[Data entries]
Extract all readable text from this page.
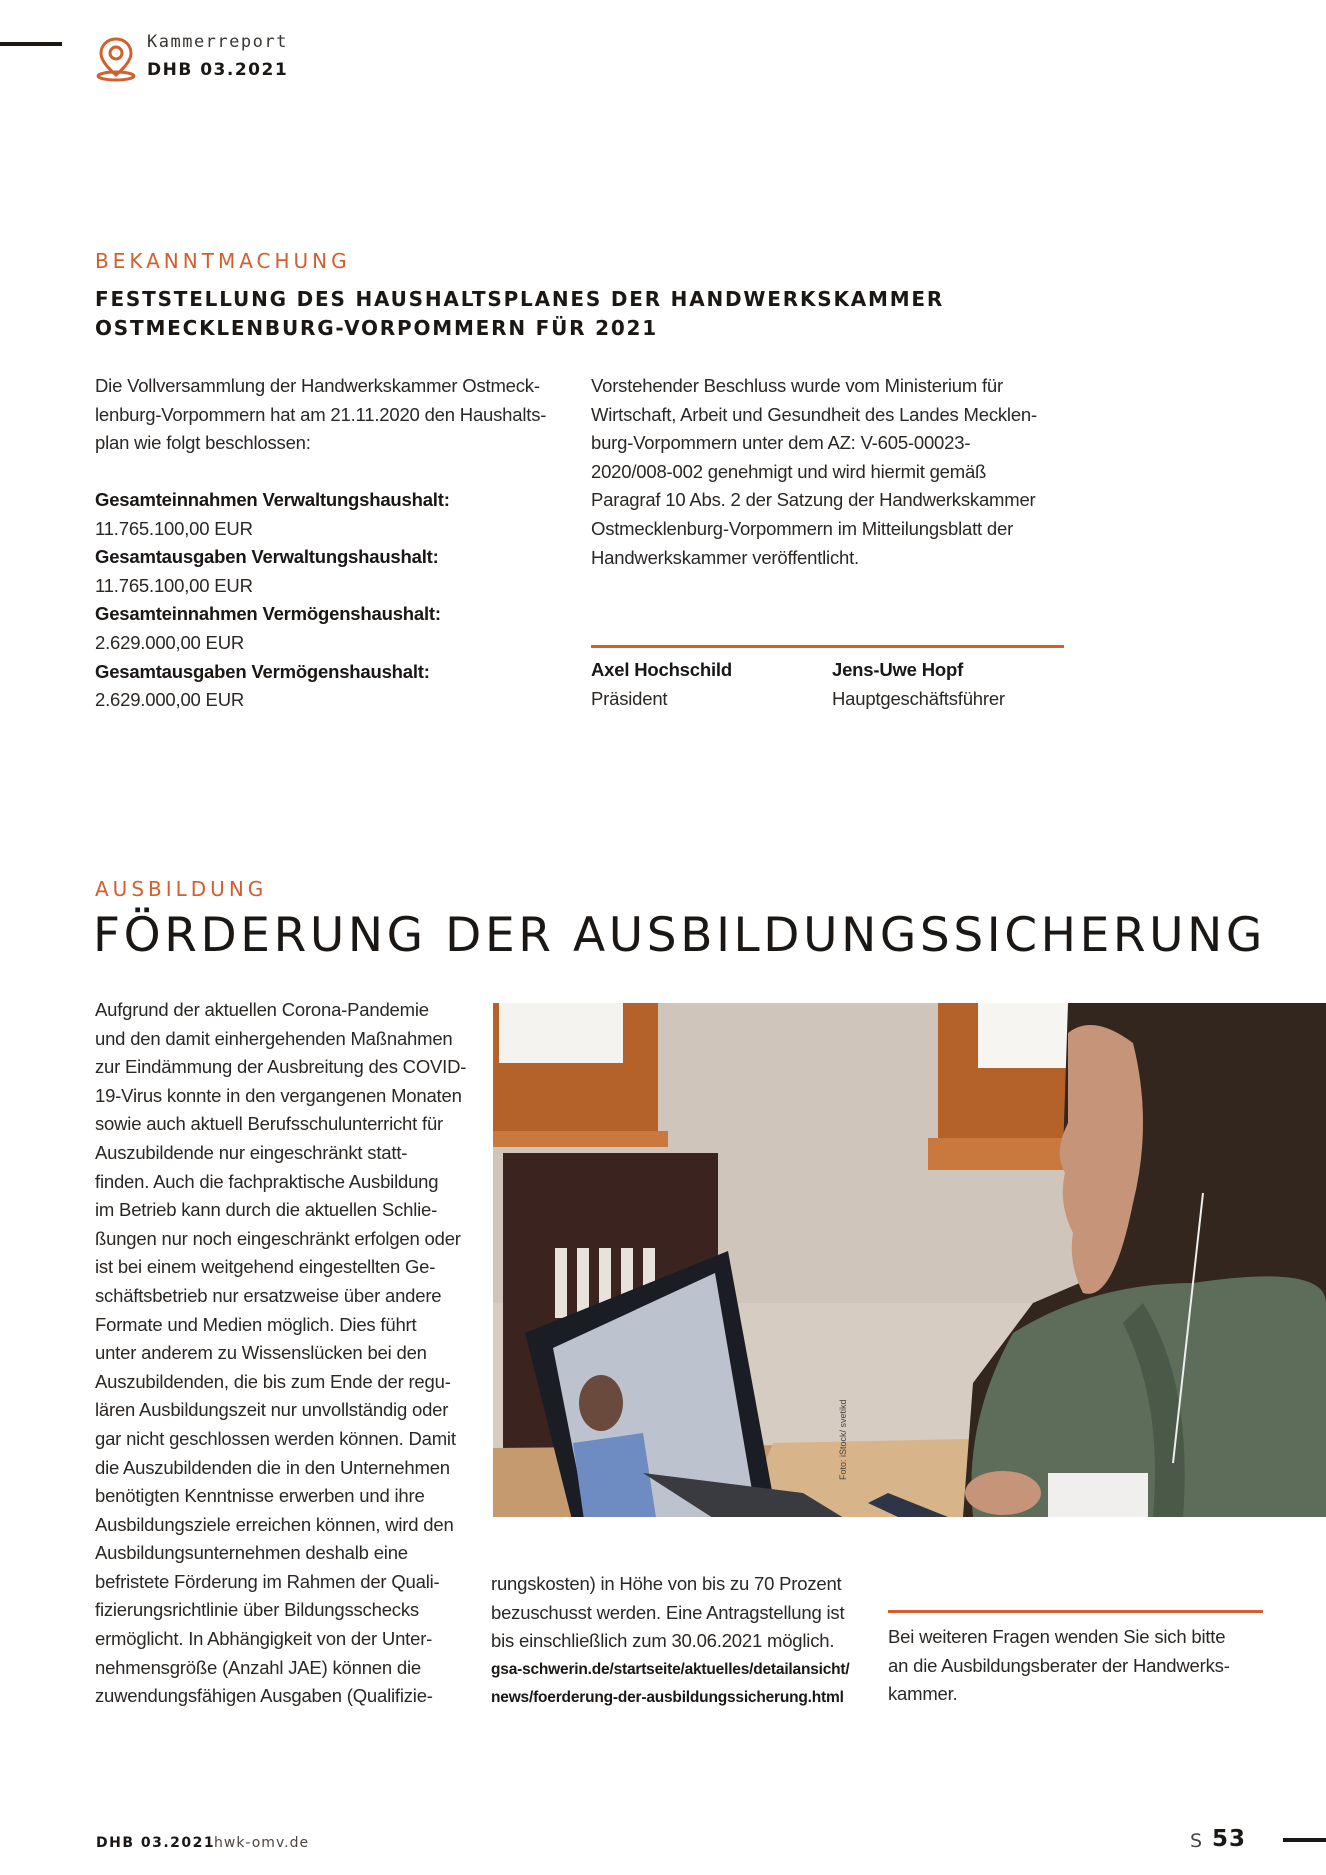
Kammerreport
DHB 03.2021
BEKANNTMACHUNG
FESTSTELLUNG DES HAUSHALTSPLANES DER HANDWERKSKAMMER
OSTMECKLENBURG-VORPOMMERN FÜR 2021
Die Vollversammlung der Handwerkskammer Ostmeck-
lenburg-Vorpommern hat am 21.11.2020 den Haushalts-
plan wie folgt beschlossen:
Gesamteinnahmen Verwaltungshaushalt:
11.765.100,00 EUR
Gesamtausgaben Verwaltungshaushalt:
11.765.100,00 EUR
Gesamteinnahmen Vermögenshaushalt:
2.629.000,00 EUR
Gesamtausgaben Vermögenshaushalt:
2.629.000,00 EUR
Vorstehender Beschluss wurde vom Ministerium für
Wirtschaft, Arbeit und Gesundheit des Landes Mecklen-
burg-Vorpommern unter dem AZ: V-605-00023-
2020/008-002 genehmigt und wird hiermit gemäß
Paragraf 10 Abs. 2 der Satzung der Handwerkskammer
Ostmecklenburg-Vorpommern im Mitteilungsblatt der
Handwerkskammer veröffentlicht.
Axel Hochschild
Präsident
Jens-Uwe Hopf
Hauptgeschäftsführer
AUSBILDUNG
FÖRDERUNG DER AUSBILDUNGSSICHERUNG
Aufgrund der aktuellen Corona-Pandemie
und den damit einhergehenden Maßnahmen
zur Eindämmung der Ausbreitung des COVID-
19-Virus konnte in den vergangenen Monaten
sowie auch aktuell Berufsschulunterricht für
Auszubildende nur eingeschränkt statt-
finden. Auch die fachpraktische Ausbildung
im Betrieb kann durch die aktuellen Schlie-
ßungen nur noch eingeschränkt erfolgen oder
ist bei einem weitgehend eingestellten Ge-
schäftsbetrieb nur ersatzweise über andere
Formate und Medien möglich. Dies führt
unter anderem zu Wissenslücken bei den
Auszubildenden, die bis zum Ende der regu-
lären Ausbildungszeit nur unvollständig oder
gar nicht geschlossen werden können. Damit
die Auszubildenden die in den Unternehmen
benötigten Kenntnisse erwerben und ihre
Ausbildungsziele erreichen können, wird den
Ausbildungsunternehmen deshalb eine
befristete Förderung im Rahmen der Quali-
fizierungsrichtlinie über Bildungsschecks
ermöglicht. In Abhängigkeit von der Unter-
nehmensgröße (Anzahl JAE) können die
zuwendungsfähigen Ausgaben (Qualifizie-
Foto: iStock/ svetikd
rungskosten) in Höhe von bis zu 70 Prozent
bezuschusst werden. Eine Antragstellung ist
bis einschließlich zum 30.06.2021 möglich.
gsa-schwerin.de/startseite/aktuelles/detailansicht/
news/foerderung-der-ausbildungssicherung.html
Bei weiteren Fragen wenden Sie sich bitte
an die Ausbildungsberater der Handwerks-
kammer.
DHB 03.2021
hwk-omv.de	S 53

TRY IT: Task for the records above: copy every line in which the word "eingeschränkt" occurs.

RESULT FOR THIS EXERCISE:
Auszubildende nur eingeschränkt statt-
ßungen nur noch eingeschränkt erfolgen oder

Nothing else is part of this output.